Take every line from the material that has the word "Questions" in it.

⟨

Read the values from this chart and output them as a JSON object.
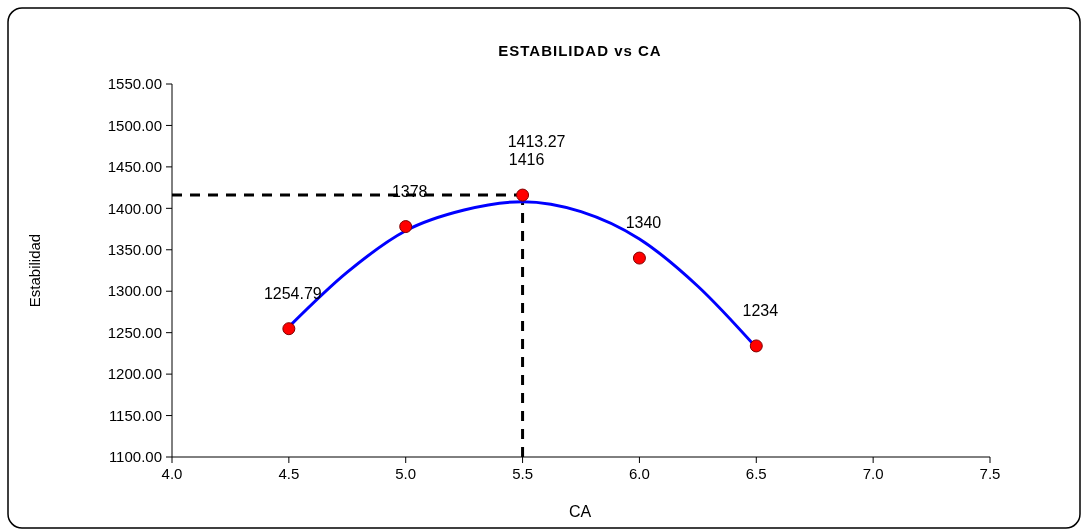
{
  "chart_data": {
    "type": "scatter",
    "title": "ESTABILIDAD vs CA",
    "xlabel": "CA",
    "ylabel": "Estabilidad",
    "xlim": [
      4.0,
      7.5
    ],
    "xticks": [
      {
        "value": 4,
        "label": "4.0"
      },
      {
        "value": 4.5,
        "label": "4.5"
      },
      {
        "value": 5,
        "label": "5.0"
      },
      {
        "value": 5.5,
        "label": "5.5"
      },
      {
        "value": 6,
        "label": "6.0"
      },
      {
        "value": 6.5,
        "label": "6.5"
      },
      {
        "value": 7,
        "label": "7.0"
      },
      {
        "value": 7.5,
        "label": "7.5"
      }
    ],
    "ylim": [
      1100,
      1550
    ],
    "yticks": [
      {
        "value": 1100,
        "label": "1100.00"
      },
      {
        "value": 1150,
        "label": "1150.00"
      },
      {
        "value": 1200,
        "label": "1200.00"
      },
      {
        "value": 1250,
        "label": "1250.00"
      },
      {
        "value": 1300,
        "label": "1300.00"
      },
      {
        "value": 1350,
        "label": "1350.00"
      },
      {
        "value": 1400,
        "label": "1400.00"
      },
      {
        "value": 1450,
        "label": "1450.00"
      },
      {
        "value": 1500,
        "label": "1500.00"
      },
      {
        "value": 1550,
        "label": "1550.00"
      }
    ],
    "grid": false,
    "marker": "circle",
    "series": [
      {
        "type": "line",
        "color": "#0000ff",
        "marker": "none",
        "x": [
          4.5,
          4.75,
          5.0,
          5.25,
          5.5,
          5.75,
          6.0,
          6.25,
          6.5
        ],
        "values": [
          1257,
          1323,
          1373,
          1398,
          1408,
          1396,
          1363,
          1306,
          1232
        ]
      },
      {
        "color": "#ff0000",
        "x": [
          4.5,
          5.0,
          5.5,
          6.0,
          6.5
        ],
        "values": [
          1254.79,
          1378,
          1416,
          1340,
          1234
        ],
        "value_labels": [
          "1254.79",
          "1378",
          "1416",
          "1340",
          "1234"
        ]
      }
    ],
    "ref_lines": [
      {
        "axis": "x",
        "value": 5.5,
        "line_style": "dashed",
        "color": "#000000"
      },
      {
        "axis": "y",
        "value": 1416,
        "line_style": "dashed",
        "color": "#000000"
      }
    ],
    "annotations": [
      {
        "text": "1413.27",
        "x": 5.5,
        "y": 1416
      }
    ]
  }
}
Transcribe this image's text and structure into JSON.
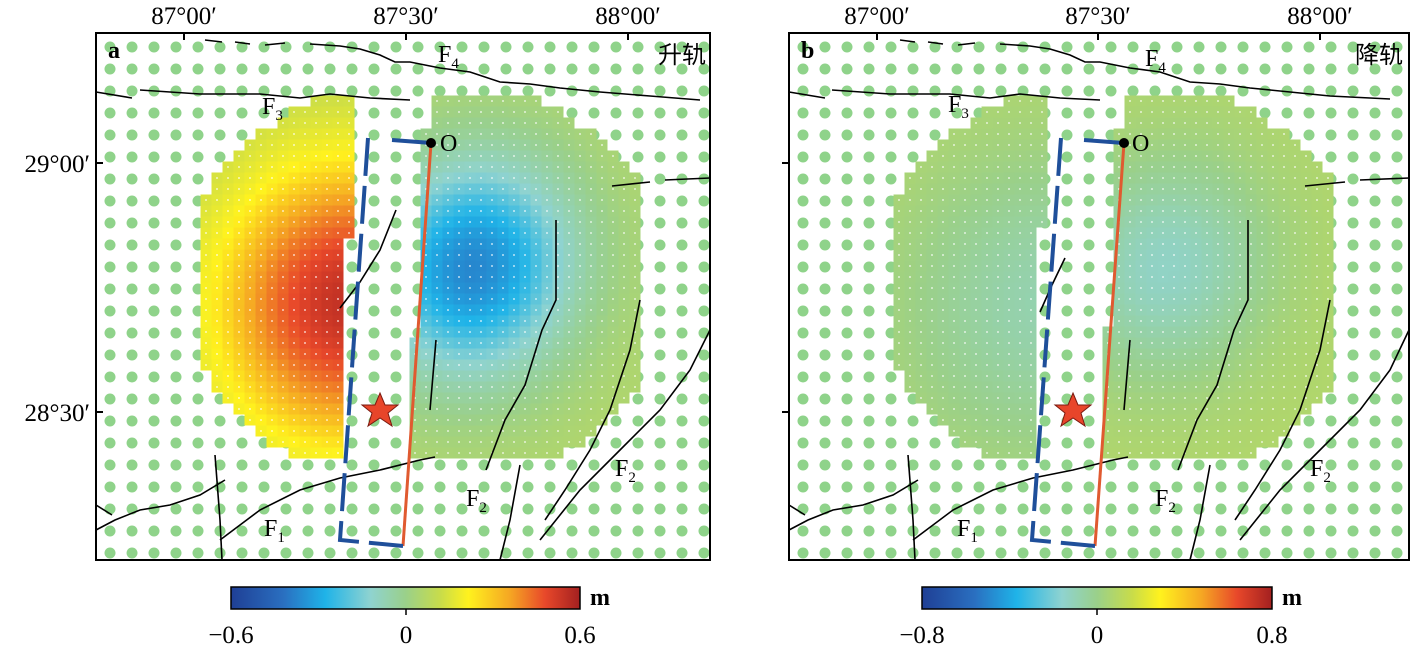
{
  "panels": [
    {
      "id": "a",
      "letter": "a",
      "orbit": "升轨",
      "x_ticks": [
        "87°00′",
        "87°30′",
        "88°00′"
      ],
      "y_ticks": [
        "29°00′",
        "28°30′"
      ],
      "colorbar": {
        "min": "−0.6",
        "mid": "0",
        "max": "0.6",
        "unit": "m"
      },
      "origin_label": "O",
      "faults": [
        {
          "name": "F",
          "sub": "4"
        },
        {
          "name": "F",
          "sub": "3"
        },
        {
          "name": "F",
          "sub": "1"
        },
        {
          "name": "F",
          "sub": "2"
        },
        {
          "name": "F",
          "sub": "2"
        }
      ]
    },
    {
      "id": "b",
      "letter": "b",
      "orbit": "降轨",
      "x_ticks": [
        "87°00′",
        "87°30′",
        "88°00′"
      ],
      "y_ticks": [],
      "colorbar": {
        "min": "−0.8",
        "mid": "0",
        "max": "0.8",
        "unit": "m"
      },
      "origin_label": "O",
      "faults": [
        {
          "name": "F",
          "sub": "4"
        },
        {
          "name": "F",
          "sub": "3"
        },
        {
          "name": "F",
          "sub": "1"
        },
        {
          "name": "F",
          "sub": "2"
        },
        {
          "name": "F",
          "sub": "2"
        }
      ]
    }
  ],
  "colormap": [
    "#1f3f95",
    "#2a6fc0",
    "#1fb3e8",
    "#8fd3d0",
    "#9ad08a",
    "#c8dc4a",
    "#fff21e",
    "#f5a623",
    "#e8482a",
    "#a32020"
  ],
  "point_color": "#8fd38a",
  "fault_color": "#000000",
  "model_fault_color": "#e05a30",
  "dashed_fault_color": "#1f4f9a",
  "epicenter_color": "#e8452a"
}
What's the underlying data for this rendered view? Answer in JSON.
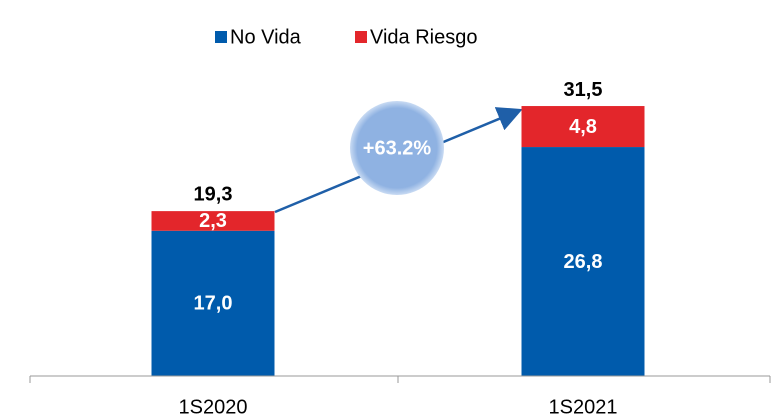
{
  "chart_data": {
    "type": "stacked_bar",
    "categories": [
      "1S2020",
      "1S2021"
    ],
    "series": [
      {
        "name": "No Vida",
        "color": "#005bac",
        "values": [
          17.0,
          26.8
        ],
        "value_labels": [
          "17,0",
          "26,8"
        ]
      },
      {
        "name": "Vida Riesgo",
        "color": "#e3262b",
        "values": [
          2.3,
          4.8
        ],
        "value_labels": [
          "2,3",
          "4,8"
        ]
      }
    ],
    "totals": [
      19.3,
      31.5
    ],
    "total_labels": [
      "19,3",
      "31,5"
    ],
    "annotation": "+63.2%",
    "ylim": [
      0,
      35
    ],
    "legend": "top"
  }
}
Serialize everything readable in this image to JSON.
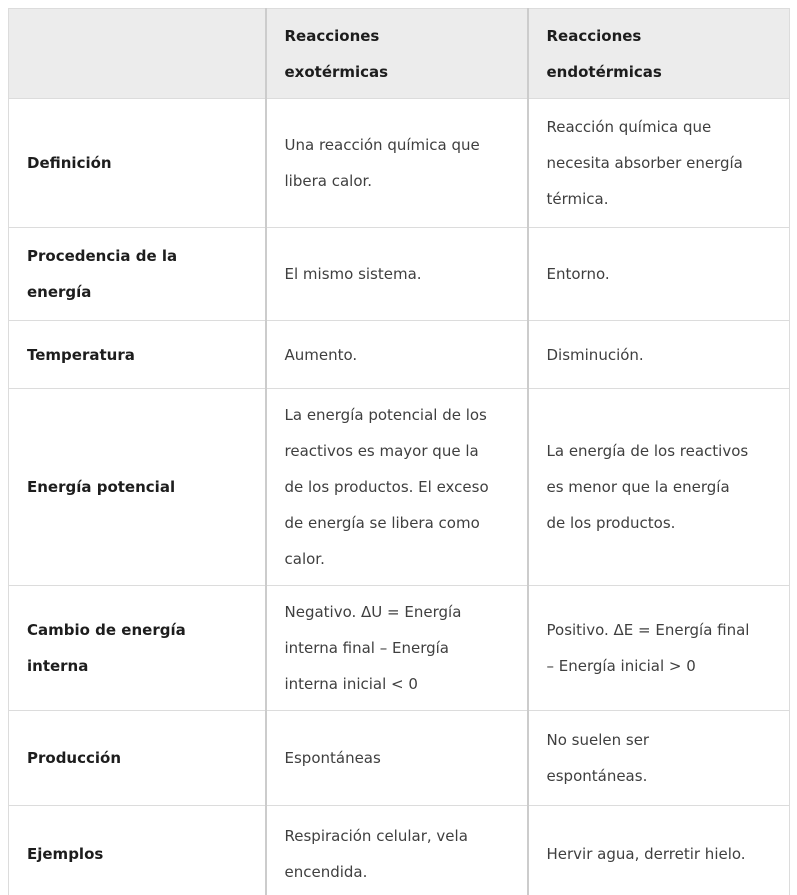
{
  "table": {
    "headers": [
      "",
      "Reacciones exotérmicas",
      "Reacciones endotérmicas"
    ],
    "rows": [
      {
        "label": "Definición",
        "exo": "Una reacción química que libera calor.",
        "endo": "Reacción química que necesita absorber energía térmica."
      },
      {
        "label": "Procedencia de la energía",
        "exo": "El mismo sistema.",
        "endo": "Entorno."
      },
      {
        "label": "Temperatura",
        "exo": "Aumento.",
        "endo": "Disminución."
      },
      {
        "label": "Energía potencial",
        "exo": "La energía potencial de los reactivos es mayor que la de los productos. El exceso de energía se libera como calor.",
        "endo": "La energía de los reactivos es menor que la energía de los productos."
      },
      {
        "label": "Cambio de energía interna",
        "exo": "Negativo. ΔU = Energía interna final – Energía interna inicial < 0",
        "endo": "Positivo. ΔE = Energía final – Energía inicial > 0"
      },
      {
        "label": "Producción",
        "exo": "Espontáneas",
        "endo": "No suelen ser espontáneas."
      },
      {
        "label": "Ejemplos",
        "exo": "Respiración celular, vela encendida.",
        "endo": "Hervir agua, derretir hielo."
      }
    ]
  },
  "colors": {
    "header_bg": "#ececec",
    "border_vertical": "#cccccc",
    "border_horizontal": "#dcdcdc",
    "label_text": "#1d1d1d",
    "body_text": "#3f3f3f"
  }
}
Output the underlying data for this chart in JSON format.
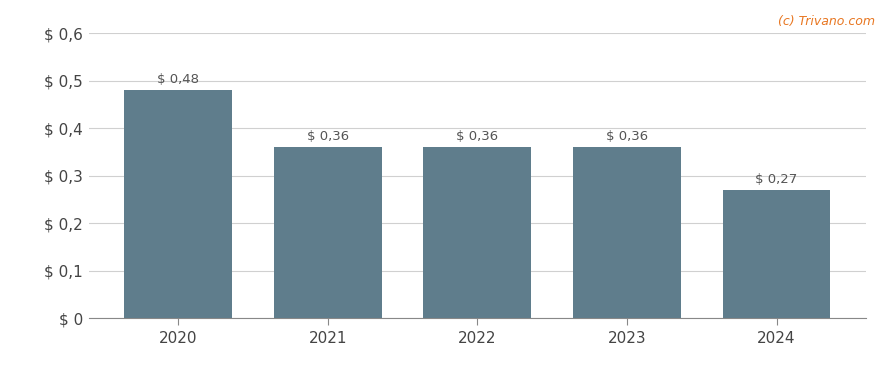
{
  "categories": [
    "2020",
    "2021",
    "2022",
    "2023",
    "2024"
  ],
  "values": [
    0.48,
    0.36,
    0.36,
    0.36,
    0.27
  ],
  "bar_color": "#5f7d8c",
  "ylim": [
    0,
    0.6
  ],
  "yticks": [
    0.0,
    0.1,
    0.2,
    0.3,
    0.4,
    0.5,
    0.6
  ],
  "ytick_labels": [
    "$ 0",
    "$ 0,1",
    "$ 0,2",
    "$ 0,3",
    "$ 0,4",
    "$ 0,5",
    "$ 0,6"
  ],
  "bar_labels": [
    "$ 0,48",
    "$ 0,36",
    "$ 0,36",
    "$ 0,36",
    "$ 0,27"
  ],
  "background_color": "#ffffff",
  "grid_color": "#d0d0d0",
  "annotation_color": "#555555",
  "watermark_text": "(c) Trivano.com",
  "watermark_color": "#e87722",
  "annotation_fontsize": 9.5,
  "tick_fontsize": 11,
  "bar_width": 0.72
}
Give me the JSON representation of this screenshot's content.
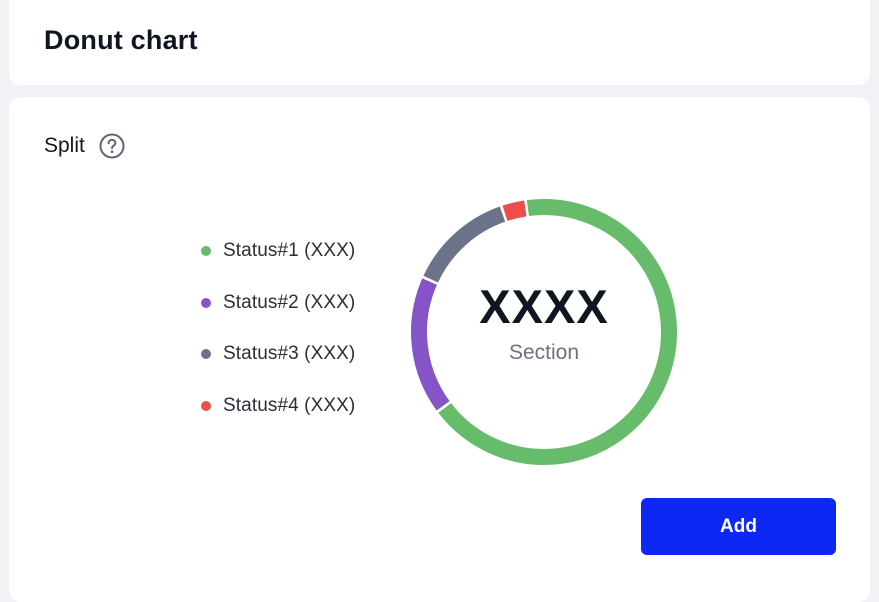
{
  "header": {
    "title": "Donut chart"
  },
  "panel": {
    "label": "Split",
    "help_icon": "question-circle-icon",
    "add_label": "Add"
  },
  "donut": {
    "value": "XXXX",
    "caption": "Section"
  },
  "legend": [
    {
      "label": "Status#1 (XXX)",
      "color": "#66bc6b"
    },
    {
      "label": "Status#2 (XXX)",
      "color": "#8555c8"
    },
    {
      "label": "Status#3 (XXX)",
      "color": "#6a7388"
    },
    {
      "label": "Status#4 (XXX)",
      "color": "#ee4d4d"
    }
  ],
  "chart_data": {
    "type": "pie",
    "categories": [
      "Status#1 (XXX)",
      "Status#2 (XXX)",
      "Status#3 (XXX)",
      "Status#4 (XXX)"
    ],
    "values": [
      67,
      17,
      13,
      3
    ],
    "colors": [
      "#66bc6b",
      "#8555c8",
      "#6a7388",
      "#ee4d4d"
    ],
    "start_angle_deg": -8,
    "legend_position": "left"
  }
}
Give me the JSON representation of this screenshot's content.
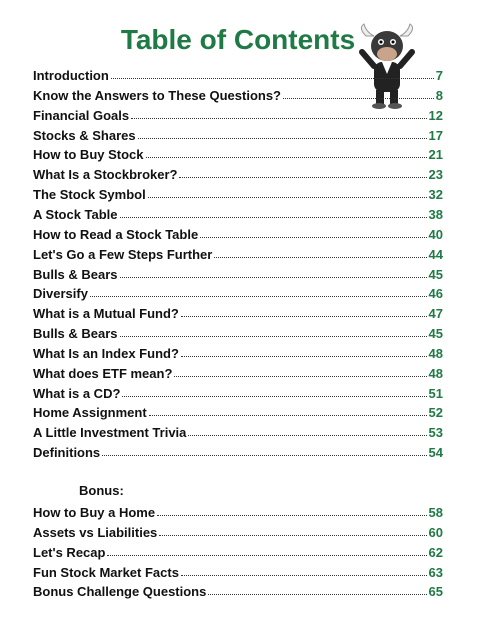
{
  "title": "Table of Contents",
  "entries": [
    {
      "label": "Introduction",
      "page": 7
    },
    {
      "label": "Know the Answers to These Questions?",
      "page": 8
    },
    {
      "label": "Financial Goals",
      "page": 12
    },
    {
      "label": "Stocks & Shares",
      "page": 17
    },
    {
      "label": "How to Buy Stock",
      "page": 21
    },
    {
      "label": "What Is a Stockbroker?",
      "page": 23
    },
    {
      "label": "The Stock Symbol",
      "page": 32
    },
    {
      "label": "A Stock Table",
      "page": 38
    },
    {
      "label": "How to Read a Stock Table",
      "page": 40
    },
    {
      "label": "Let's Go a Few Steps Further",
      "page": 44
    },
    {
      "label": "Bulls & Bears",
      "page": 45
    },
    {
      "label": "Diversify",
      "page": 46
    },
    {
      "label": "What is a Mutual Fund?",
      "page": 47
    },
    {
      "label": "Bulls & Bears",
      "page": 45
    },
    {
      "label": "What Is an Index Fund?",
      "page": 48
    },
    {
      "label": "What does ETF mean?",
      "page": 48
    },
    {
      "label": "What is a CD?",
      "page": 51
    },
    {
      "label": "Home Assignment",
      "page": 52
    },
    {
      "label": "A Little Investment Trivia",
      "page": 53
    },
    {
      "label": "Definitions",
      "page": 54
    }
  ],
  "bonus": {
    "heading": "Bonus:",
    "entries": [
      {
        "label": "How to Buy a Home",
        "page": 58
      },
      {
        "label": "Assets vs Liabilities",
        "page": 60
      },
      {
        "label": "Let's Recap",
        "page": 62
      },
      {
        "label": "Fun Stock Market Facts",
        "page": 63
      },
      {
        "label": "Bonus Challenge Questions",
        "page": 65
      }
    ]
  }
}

⟩

* Solution to the problem *
      "label": "Know the Answers to These Questions?",
        "label": "Bonus Challenge Questions",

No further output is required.